_Stated task:_
Pick out each line of the records in which the word "name" appears.

_Material for this exercise:_
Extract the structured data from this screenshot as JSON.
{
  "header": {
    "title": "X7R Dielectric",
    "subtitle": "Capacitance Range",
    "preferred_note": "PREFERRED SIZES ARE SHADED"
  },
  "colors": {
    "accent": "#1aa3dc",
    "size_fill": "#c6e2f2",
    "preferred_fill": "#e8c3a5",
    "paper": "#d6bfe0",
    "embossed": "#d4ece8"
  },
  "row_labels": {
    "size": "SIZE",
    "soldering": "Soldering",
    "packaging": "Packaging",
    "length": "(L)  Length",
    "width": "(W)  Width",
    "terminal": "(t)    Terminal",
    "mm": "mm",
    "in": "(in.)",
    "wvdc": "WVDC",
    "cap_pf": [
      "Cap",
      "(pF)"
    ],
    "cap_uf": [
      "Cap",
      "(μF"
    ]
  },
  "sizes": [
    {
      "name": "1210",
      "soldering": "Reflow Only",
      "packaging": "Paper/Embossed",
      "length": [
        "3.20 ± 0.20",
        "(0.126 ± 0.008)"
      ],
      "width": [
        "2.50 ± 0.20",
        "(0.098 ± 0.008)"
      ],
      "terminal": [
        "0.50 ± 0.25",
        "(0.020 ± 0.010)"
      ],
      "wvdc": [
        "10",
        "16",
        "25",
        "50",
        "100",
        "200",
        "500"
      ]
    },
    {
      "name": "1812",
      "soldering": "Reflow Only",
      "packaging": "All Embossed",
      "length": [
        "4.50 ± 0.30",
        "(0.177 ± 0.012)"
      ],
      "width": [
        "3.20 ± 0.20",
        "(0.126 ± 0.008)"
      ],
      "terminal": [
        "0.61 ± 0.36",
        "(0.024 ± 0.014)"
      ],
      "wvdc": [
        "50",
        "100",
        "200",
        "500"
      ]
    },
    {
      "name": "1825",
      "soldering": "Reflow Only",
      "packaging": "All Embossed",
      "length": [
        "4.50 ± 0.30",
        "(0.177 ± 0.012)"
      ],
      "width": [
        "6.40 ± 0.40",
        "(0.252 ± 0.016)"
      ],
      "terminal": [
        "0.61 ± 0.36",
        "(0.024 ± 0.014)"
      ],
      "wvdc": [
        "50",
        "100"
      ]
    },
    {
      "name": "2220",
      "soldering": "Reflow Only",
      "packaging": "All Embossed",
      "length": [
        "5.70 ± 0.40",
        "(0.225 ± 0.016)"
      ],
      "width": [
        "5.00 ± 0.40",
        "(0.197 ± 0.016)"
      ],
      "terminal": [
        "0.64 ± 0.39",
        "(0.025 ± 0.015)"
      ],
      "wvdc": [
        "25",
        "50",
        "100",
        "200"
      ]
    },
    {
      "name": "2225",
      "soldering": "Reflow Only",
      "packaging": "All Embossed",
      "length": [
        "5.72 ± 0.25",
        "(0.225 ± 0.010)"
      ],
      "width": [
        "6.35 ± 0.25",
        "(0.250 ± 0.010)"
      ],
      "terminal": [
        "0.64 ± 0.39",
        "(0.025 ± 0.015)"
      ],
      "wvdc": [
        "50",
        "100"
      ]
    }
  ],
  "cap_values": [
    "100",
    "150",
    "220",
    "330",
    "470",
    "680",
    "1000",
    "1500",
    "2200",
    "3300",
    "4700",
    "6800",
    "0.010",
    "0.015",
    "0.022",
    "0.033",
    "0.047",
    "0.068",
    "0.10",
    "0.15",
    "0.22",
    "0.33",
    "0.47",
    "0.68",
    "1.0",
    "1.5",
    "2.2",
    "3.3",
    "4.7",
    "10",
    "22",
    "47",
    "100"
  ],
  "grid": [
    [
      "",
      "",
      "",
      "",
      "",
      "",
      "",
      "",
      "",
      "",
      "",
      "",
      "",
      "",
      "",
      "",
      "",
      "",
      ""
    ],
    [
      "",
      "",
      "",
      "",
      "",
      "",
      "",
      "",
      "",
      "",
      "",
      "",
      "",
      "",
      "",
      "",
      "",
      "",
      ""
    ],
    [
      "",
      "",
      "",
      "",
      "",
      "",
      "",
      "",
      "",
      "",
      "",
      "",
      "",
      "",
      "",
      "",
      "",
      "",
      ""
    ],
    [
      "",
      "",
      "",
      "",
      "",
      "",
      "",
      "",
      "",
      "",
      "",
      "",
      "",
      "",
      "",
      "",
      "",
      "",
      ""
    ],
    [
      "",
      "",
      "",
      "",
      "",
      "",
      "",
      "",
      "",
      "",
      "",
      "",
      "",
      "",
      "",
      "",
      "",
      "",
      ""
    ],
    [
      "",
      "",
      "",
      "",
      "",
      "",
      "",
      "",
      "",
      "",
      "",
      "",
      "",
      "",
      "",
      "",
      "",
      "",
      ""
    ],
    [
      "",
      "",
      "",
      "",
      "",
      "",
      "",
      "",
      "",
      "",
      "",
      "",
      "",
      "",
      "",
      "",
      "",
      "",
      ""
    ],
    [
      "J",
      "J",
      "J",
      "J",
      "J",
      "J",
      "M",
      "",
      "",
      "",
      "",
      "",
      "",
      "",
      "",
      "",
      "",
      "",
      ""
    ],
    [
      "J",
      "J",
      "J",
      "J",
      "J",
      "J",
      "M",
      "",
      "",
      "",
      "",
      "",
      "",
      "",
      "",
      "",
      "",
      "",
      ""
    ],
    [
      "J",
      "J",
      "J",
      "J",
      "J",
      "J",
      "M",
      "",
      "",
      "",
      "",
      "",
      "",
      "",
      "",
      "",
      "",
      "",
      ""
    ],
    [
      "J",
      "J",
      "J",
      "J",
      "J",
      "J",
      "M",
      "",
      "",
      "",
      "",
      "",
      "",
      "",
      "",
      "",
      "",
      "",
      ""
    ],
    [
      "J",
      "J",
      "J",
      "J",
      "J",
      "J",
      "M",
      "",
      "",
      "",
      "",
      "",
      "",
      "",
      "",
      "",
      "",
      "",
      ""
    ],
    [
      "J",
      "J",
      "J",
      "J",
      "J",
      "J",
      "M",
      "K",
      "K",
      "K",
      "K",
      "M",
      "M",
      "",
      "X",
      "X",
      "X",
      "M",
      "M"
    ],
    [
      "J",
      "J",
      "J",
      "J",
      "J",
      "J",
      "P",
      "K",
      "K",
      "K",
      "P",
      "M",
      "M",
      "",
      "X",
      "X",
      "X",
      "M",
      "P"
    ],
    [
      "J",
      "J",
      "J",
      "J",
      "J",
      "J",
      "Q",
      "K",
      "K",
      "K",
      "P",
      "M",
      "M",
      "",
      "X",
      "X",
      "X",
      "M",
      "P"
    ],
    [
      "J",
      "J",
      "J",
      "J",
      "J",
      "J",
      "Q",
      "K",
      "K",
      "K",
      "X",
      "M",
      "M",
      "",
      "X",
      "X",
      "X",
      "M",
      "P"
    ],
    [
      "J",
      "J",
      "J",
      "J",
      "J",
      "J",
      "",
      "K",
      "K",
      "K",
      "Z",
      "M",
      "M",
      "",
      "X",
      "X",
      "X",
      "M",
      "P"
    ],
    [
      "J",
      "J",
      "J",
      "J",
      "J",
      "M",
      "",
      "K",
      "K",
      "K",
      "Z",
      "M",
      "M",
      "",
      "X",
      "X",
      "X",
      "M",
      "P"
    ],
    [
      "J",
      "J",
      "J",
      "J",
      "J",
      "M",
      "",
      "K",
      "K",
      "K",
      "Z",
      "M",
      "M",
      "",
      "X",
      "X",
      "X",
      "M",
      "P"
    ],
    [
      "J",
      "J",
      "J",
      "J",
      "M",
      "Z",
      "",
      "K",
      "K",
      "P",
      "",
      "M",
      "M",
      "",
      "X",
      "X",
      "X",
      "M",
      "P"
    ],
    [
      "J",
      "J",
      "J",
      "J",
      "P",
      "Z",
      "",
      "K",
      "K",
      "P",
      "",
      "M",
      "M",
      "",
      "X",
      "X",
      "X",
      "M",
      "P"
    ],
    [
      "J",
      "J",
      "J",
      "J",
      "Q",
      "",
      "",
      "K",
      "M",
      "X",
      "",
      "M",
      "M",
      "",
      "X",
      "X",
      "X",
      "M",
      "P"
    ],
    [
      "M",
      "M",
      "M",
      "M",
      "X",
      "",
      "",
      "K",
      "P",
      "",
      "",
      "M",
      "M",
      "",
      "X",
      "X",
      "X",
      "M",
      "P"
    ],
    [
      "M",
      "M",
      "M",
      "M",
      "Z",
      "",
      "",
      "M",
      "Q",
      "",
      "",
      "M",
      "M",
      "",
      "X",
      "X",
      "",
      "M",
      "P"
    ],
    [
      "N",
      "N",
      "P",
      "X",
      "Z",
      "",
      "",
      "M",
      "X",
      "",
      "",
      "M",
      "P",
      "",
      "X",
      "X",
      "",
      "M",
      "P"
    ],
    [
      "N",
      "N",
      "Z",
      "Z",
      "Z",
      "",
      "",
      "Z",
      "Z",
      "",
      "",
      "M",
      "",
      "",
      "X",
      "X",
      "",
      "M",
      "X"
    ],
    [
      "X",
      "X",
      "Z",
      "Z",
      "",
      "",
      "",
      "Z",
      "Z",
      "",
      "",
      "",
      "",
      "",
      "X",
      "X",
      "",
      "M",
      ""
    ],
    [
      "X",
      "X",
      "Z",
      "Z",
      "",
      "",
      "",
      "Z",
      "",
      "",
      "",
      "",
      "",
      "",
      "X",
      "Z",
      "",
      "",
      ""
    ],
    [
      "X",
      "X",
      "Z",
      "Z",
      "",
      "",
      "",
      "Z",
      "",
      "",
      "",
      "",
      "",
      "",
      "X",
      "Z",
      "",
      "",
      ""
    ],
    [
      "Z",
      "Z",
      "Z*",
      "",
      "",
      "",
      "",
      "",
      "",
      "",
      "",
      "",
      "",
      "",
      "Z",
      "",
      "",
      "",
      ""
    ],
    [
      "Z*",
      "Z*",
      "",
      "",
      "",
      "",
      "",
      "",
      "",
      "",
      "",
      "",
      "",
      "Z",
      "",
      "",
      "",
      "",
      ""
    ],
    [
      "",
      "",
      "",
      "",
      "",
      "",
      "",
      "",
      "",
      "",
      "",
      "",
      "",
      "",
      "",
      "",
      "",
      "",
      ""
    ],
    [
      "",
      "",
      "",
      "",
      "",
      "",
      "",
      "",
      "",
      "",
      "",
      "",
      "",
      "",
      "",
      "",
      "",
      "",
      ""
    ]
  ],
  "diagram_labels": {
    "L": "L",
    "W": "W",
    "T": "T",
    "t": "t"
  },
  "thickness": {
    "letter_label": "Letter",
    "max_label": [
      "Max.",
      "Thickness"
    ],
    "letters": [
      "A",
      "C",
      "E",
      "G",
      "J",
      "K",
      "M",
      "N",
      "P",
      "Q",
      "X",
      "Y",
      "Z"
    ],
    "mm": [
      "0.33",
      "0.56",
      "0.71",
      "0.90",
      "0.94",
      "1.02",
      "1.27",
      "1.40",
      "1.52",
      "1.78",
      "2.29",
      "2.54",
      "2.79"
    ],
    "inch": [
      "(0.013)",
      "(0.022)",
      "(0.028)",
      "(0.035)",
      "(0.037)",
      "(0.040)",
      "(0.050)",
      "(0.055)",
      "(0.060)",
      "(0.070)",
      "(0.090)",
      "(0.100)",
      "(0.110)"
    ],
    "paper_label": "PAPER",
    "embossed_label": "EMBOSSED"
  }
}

_Correct response:_
      "name": "1210",
      "name": "1812",
      "name": "1825",
      "name": "2220",
      "name": "2225",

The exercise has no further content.